-- Start of TASK INPUT --

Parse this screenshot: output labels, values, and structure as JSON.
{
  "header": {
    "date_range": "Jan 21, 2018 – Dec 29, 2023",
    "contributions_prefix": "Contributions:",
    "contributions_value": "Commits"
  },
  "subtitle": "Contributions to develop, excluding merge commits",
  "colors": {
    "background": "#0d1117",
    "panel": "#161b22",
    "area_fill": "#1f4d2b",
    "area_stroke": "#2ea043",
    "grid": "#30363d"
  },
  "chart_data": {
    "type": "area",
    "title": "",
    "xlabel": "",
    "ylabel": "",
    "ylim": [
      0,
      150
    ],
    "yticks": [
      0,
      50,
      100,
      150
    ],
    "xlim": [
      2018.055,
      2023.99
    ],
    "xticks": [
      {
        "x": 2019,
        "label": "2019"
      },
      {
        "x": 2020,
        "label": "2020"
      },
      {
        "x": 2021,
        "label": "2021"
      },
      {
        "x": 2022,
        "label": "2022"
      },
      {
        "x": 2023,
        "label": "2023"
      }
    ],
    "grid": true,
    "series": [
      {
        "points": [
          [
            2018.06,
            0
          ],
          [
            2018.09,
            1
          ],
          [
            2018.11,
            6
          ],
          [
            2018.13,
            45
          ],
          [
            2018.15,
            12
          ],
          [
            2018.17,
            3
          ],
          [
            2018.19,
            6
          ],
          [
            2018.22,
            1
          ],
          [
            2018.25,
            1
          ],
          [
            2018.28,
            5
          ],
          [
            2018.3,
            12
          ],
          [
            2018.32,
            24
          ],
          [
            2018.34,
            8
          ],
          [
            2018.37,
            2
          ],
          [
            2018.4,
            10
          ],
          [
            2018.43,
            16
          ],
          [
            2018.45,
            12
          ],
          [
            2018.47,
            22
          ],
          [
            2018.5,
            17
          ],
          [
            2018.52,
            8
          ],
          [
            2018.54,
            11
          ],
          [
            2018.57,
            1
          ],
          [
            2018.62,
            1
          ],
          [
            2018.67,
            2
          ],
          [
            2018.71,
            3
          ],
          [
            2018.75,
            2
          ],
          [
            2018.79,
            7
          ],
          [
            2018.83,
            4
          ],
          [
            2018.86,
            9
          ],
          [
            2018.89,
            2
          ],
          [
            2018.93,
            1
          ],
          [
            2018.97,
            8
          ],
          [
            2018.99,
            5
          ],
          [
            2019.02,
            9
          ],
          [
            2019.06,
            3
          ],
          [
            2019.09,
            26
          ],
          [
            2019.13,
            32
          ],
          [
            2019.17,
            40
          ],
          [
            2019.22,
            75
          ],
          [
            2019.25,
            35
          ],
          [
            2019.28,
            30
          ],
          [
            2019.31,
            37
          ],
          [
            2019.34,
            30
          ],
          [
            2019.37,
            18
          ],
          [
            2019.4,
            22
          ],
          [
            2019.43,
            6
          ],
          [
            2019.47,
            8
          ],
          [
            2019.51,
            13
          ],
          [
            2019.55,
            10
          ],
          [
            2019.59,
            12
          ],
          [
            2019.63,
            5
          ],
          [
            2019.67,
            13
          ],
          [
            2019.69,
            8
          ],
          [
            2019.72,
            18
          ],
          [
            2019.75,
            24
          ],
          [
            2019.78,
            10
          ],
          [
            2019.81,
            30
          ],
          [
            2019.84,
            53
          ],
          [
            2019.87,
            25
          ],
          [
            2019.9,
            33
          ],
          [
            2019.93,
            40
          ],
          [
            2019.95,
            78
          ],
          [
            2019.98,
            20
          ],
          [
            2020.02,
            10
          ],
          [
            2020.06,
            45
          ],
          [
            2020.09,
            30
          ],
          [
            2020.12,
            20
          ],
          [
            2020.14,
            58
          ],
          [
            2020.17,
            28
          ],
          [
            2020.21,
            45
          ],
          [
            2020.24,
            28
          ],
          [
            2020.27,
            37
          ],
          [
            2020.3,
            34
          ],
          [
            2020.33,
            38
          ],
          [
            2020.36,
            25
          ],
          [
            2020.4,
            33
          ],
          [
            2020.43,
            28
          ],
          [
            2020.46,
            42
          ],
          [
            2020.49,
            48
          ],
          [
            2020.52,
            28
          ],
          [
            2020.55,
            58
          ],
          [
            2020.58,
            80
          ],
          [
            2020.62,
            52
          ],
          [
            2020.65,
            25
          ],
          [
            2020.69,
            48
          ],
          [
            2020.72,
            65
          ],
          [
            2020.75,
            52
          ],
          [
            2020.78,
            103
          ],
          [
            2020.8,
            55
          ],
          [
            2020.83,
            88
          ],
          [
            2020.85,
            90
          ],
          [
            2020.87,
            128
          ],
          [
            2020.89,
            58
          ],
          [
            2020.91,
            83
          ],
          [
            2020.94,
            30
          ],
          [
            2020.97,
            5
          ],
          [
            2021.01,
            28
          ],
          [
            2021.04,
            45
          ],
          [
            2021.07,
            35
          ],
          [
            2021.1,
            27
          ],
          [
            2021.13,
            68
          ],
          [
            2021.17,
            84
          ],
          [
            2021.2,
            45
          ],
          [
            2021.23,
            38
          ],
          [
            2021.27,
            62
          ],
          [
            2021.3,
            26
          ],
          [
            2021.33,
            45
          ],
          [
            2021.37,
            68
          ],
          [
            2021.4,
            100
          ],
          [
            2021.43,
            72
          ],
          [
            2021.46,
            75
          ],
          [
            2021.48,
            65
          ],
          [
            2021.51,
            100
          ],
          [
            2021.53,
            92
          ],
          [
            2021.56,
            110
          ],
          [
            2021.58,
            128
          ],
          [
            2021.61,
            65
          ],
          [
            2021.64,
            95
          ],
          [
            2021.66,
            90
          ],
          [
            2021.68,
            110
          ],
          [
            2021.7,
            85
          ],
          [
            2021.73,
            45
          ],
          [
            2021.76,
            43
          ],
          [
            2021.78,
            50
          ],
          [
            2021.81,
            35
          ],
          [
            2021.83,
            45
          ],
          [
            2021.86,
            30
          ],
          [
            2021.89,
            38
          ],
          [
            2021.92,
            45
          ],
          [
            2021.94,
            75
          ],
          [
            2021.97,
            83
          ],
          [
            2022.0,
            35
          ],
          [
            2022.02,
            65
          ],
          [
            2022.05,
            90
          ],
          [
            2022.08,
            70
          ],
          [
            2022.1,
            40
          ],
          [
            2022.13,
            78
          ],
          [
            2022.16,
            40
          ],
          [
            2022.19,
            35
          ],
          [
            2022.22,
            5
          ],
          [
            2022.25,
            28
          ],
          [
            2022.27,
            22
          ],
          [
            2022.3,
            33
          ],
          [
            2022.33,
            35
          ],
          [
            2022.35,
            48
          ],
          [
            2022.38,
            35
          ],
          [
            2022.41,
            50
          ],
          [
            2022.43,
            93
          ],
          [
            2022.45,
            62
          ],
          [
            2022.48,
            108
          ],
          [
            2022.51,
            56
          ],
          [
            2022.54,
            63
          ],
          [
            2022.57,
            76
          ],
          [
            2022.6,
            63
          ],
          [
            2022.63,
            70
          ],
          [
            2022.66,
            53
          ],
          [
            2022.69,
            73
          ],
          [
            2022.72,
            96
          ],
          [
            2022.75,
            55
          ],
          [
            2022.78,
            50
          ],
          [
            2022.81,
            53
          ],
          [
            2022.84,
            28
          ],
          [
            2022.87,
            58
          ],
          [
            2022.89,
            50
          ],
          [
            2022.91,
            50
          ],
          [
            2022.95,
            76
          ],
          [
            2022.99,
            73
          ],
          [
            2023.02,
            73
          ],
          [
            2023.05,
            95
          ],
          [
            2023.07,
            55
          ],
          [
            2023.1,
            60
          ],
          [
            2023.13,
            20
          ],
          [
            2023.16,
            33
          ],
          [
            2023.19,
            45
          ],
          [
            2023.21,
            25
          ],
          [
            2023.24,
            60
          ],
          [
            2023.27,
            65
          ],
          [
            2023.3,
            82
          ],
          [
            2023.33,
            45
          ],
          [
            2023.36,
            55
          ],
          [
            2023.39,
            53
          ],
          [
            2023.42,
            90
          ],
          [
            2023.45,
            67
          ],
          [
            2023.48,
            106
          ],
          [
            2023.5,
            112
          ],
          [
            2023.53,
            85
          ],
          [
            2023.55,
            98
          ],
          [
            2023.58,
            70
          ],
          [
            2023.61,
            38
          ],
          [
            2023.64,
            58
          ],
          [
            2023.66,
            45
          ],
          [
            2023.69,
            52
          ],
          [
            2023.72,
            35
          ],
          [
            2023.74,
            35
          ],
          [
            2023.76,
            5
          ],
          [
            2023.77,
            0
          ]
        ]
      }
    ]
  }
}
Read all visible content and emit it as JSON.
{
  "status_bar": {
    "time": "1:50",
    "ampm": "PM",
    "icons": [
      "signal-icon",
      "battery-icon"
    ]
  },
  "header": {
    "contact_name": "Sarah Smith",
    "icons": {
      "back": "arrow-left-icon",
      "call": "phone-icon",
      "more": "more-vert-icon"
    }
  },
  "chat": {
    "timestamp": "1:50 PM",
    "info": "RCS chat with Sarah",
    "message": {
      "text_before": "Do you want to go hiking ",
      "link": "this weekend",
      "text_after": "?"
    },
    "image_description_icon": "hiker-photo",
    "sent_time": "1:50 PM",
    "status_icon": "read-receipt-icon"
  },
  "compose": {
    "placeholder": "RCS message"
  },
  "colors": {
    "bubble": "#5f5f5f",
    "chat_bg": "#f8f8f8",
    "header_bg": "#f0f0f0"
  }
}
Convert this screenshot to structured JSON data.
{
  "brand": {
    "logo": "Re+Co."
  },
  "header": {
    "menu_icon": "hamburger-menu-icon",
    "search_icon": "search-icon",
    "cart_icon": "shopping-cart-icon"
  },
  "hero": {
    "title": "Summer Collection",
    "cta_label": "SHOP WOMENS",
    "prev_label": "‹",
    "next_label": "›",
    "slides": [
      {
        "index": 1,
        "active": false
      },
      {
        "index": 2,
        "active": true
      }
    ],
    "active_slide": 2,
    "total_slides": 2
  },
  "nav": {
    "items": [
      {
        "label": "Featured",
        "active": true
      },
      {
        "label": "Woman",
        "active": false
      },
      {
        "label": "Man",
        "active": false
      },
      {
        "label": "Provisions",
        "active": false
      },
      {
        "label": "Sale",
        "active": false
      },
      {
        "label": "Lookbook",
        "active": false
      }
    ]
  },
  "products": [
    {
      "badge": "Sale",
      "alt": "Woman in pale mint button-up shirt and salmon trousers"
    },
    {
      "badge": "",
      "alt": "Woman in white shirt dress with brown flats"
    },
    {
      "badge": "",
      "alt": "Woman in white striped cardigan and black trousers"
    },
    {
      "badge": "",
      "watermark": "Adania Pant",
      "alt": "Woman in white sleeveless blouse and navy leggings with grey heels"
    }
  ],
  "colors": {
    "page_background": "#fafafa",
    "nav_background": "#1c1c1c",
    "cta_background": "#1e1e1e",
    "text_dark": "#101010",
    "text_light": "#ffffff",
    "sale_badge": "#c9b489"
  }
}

-- End of TASK INPUT --

**DIRECTIONS**. List all lines from the entries that include the word "shirt".

**ANSWER FOR THIS EXERCISE**.
      "alt": "Woman in pale mint button-up shirt and salmon trousers"
      "alt": "Woman in white shirt dress with brown flats"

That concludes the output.